* **Lista de actividades**:
(1) Según el fragmento sobre El juego del mono, ¿con qué se compara la oscuridad que exploran las imágenes de la novela?
(2) Copie literalmente el pasaje del fragmento sobre El juego del mono que empieza en las palabras "Todo es simbólico, pues, y" y concluye tras "temible Sherezade enmascarada.".

* **Fragmento del texto**:
En El juego del mono, la trama no es estática en absoluto, sino que, en su celeridad, tiene toques de novela negra. Se trata de una historia de descenso, o quizás de dos historias de descenso que se reflejan la una a la otra, como en un espejo. Pero aún así, la acción no es más que el antifaz de otra cosa. Y es que cuando uno cierra el libro y se quita las gafas, es inevitable pensar que estamos ante una novela de acción que en el fondo es alegórica. Es como si en ella las imágenes establecieran un diálogo destinado a explorar una oscuridad tan cerrada como la esquina negra de la bodega del mono, adonde los últimos rayos de luz del jardín apenas llegan.
Todo es simbólico, pues, y todo es tentativo. Pienso en el diálogo indirecto que se establece entre la carcelera y el prisionero, donde, éste trata de rodear mediante la escritura algo inexpresable, infructuosamente, una y otra vez, y al mismo tiempo, adivinar o sondear cuál es la intención, los pensamientos, los deseos de la temible Sherezade enmascarada.

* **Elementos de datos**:
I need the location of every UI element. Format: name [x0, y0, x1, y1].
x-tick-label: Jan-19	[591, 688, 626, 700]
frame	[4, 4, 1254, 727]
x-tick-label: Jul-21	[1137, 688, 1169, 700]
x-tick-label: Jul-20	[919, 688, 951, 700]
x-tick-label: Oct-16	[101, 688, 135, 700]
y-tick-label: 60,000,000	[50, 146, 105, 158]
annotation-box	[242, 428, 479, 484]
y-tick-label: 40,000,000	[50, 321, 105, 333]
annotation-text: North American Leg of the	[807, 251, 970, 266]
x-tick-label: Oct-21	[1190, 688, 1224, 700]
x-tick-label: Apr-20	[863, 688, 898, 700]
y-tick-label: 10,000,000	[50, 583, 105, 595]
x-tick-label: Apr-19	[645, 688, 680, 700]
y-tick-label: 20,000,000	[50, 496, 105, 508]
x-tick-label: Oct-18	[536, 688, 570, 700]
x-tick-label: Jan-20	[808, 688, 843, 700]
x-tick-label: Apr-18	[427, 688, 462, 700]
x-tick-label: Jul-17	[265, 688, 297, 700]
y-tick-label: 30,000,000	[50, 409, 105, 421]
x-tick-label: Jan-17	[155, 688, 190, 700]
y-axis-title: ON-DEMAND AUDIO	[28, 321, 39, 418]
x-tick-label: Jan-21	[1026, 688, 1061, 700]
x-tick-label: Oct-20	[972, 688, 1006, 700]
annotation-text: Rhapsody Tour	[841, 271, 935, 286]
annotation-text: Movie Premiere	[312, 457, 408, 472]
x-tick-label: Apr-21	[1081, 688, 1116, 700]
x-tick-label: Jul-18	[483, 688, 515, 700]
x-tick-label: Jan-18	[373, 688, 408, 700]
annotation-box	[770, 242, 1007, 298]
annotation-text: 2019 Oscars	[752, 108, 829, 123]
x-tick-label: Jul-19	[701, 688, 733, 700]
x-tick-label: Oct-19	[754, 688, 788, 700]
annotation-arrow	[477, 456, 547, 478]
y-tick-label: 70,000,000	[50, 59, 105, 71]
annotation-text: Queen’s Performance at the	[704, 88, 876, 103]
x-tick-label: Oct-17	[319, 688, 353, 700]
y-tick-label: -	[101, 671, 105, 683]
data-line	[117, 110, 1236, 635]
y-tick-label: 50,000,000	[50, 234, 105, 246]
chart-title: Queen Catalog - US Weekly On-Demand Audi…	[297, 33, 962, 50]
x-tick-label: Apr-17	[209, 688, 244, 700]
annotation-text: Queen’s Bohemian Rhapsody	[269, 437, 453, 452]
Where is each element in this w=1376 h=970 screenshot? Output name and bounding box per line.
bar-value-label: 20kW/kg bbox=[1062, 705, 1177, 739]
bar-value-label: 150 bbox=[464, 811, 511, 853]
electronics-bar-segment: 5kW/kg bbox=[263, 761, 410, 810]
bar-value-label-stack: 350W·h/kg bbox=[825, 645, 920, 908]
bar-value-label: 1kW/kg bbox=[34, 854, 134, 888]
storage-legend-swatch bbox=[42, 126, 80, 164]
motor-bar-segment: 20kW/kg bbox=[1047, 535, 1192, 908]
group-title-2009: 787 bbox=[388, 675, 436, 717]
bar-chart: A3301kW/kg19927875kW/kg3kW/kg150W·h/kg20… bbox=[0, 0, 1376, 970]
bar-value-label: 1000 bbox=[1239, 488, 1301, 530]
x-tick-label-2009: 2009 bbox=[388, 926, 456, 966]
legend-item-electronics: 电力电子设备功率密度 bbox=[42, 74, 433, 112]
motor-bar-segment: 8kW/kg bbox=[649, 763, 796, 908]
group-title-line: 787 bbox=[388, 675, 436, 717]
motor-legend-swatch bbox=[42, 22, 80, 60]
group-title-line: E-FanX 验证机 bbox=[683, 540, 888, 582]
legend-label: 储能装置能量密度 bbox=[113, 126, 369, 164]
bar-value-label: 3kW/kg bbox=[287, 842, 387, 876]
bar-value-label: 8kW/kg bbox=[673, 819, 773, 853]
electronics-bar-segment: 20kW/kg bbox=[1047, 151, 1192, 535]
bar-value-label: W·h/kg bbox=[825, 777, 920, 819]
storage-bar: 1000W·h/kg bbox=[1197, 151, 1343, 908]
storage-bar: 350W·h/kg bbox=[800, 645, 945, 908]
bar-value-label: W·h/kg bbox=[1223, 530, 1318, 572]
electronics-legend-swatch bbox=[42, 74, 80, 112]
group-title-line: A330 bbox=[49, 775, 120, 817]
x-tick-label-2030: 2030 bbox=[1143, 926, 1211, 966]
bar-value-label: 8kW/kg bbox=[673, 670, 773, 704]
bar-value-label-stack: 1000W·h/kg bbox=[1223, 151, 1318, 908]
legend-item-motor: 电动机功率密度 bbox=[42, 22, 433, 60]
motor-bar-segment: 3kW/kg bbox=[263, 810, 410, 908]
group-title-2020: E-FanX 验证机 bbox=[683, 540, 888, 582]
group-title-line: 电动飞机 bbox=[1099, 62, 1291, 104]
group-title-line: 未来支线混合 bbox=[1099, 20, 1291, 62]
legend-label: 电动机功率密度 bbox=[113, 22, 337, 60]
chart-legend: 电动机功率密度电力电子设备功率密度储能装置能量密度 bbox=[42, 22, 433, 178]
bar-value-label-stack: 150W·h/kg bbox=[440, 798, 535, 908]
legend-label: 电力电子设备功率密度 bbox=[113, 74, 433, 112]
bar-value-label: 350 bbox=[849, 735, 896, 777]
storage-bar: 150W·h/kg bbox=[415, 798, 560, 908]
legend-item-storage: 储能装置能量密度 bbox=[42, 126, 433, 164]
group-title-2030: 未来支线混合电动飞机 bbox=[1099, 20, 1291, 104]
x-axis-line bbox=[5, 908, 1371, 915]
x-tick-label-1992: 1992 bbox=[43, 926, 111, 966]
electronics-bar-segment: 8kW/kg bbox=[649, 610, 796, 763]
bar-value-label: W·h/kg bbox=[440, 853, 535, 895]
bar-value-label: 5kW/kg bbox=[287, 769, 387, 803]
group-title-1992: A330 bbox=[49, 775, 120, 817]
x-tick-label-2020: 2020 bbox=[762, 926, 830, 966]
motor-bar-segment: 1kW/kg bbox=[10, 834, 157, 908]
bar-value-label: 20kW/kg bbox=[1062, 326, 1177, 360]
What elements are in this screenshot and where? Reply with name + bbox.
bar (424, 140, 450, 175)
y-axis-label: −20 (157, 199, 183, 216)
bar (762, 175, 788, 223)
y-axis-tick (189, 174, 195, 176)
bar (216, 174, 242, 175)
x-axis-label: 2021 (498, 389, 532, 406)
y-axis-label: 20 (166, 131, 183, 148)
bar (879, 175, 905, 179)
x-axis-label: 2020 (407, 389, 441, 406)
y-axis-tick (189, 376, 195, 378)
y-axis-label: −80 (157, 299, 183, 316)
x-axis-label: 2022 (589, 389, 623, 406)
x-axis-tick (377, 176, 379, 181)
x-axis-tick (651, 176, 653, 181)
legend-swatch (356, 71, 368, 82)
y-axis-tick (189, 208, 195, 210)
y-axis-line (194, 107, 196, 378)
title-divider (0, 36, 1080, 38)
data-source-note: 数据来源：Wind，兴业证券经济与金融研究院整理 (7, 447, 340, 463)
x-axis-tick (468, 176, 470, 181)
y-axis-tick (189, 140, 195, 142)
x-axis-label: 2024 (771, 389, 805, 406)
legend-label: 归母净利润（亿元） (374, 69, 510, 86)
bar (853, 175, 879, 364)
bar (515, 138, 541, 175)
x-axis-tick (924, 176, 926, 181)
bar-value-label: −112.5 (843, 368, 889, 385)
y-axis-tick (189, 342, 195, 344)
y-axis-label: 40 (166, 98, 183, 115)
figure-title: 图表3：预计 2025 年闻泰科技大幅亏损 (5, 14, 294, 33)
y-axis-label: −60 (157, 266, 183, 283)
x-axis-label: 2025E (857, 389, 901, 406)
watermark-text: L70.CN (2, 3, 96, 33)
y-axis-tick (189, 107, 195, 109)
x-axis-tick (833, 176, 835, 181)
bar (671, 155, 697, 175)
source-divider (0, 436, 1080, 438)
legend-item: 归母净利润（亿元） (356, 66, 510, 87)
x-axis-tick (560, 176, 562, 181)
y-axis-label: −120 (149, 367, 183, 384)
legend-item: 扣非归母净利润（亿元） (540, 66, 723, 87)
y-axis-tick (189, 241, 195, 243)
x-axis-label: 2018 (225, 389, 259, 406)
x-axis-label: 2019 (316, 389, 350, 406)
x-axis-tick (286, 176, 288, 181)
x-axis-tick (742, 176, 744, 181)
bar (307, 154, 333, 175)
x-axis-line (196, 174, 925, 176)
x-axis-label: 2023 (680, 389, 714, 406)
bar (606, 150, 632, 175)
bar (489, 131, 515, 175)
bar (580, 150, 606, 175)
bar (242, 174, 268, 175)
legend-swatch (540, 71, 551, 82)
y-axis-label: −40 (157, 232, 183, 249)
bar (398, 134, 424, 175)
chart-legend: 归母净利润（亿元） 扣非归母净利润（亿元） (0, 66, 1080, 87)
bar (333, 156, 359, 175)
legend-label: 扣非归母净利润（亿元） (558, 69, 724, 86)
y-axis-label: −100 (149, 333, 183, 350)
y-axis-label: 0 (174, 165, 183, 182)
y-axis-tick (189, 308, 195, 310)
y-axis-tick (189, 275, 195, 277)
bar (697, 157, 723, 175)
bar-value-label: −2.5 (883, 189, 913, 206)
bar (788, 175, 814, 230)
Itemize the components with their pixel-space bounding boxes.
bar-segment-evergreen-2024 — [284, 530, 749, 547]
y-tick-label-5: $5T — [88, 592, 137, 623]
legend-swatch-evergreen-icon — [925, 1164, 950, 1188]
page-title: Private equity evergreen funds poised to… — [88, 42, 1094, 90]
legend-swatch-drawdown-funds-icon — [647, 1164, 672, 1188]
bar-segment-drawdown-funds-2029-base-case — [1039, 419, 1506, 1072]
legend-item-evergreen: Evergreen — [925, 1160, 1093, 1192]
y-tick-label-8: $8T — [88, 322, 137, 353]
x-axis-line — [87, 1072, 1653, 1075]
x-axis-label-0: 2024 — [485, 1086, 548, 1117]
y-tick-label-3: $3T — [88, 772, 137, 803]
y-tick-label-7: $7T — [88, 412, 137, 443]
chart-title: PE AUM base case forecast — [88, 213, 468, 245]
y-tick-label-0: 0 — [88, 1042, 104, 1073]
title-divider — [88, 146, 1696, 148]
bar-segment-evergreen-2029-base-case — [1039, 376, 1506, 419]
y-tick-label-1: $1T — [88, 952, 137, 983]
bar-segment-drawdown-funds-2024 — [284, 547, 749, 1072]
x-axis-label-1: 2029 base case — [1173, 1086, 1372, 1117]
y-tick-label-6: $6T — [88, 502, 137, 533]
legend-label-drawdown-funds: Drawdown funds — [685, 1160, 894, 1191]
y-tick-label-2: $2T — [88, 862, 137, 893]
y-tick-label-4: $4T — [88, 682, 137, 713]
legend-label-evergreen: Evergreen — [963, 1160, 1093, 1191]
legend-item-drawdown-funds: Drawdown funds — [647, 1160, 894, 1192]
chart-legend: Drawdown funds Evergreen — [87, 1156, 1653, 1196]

* **Respuestas**:
(1) Con la esquina negra de la bodega del mono, adonde apenas llegan los últimos rayos de luz del jardín.

(2)
Todo es simbólico, pues, y todo es tentativo. Pienso en el diálogo indirecto que se establece entre la carcelera y el prisionero, donde, éste trata de rodear mediante la escritura algo inexpresable, infructuosamente, una y otra vez, y al mismo tiempo, adivinar o sondear cuál es la intención, los pensamientos, los deseos de la temible Sherezade enmascarada.